WHAT YOU NEED TO DO: Copy out each line exactly as it appears.

INFORMATION SHOWN:

• • •

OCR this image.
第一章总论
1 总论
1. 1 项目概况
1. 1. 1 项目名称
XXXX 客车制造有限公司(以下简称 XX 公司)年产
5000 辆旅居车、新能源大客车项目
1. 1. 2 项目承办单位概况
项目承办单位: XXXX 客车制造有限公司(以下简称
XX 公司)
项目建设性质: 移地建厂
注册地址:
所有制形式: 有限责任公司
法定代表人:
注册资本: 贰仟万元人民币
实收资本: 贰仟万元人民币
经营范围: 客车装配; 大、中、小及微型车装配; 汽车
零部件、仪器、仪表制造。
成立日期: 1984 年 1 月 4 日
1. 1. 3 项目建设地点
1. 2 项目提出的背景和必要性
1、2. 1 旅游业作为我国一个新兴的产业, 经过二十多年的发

• • •

RESPONSE BELOW:
OCR this image.
第一章总论
1 总论
1. 1 项目概况
1. 1. 1 项目名称
XXXX 客车制造有限公司(以下简称 XX 公司)年产
5000 辆旅居车、新能源大客车项目
1. 1. 2 项目承办单位概况
项目承办单位: XXXX 客车制造有限公司(以下简称
XX 公司)
项目建设性质: 移地建厂
注册地址:
所有制形式: 有限责任公司
法定代表人:
注册资本: 贰仟万元人民币
实收资本: 贰仟万元人民币
经营范围: 客车装配; 大、中、小及微型车装配; 汽车
零部件、仪器、仪表制造。
成立日期: 1984 年 1 月 4 日
1. 1. 3 项目建设地点
1. 2 项目提出的背景和必要性
1、2. 1 旅游业作为我国一个新兴的产业, 经过二十多年的发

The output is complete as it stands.